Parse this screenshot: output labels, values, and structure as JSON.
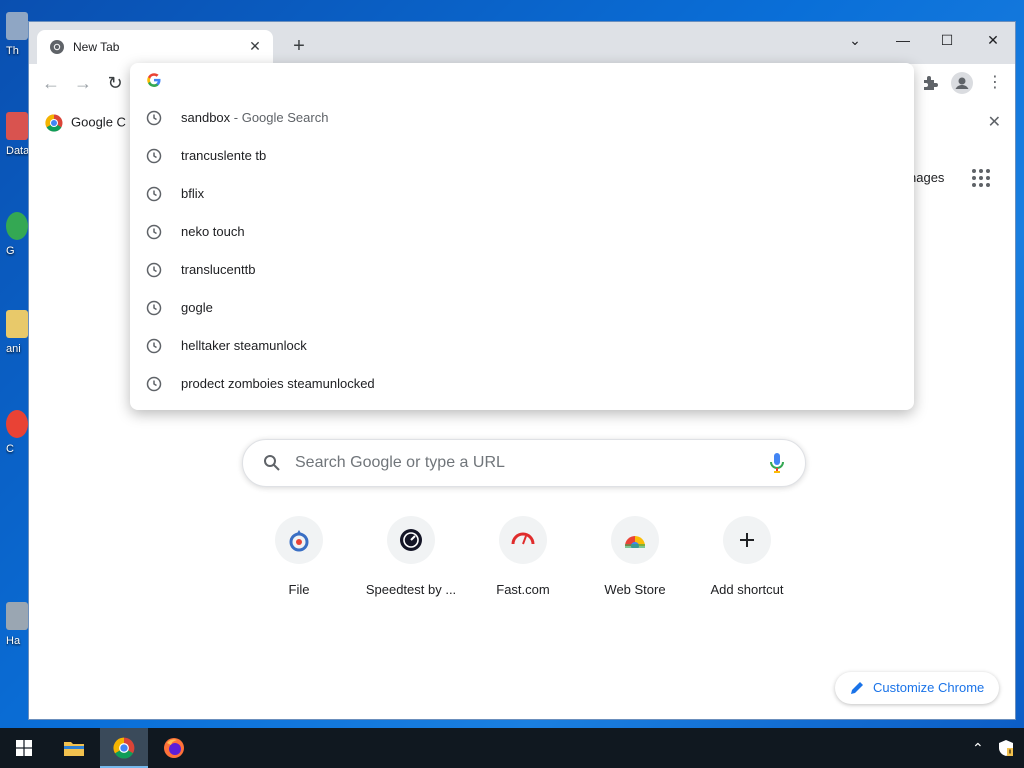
{
  "desktop": {
    "icons": [
      {
        "label": "Th",
        "color": "#8fa6c4"
      },
      {
        "label": "Data",
        "color": "#d9534f"
      },
      {
        "label": "G",
        "color": "#34a853"
      },
      {
        "label": "ani",
        "color": "#e8c96a"
      },
      {
        "label": "C",
        "color": "#e94235"
      },
      {
        "label": "Ha",
        "color": "#9aa6b2"
      }
    ]
  },
  "browser": {
    "tab": {
      "title": "New Tab",
      "close": "✕"
    },
    "new_tab": "+",
    "window_controls": {
      "tab_search": "⌄",
      "minimize": "—",
      "maximize": "☐",
      "close": "✕"
    },
    "toolbar": {
      "back": "←",
      "forward": "→",
      "reload": "↻",
      "extensions": "puzzle-icon",
      "profile": "profile-icon",
      "menu": "⋮"
    },
    "bookmarks_bar": {
      "item_label": "Google C",
      "close": "✕"
    }
  },
  "omnibox": {
    "input_value": "",
    "suggestions": [
      {
        "text": "sandbox",
        "suffix": " - Google Search"
      },
      {
        "text": "trancuslente tb",
        "suffix": ""
      },
      {
        "text": "bflix",
        "suffix": ""
      },
      {
        "text": "neko touch",
        "suffix": ""
      },
      {
        "text": "translucenttb",
        "suffix": ""
      },
      {
        "text": "gogle",
        "suffix": ""
      },
      {
        "text": "helltaker steamunlock",
        "suffix": ""
      },
      {
        "text": "prodect zomboies steamunlocked",
        "suffix": ""
      }
    ]
  },
  "ntp": {
    "images_link": "nages",
    "search_placeholder": "Search Google or type a URL",
    "shortcuts": [
      {
        "label": "File"
      },
      {
        "label": "Speedtest by ..."
      },
      {
        "label": "Fast.com"
      },
      {
        "label": "Web Store"
      },
      {
        "label": "Add shortcut"
      }
    ],
    "customize_label": "Customize Chrome"
  },
  "colors": {
    "accent": "#1a73e8",
    "taskbar": "#101820"
  }
}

**SHORT TASK:** Pictures stay out; repeat all the rest of the records exactly.

**THE ANSWER:**
Parse this screenshot: output labels, values, and structure as JSON.
{
  "desktop": {
    "icons": [
      {
        "label": "Th",
        "color": "#8fa6c4"
      },
      {
        "label": "Data",
        "color": "#d9534f"
      },
      {
        "label": "G",
        "color": "#34a853"
      },
      {
        "label": "ani",
        "color": "#e8c96a"
      },
      {
        "label": "C",
        "color": "#e94235"
      },
      {
        "label": "Ha",
        "color": "#9aa6b2"
      }
    ]
  },
  "browser": {
    "tab": {
      "title": "New Tab",
      "close": "✕"
    },
    "new_tab": "+",
    "window_controls": {
      "tab_search": "⌄",
      "minimize": "—",
      "maximize": "☐",
      "close": "✕"
    },
    "toolbar": {
      "back": "←",
      "forward": "→",
      "reload": "↻",
      "extensions": "puzzle-icon",
      "profile": "profile-icon",
      "menu": "⋮"
    },
    "bookmarks_bar": {
      "item_label": "Google C",
      "close": "✕"
    }
  },
  "omnibox": {
    "input_value": "",
    "suggestions": [
      {
        "text": "sandbox",
        "suffix": " - Google Search"
      },
      {
        "text": "trancuslente tb",
        "suffix": ""
      },
      {
        "text": "bflix",
        "suffix": ""
      },
      {
        "text": "neko touch",
        "suffix": ""
      },
      {
        "text": "translucenttb",
        "suffix": ""
      },
      {
        "text": "gogle",
        "suffix": ""
      },
      {
        "text": "helltaker steamunlock",
        "suffix": ""
      },
      {
        "text": "prodect zomboies steamunlocked",
        "suffix": ""
      }
    ]
  },
  "ntp": {
    "images_link": "nages",
    "search_placeholder": "Search Google or type a URL",
    "shortcuts": [
      {
        "label": "File"
      },
      {
        "label": "Speedtest by ..."
      },
      {
        "label": "Fast.com"
      },
      {
        "label": "Web Store"
      },
      {
        "label": "Add shortcut"
      }
    ],
    "customize_label": "Customize Chrome"
  },
  "colors": {
    "accent": "#1a73e8",
    "taskbar": "#101820"
  }
}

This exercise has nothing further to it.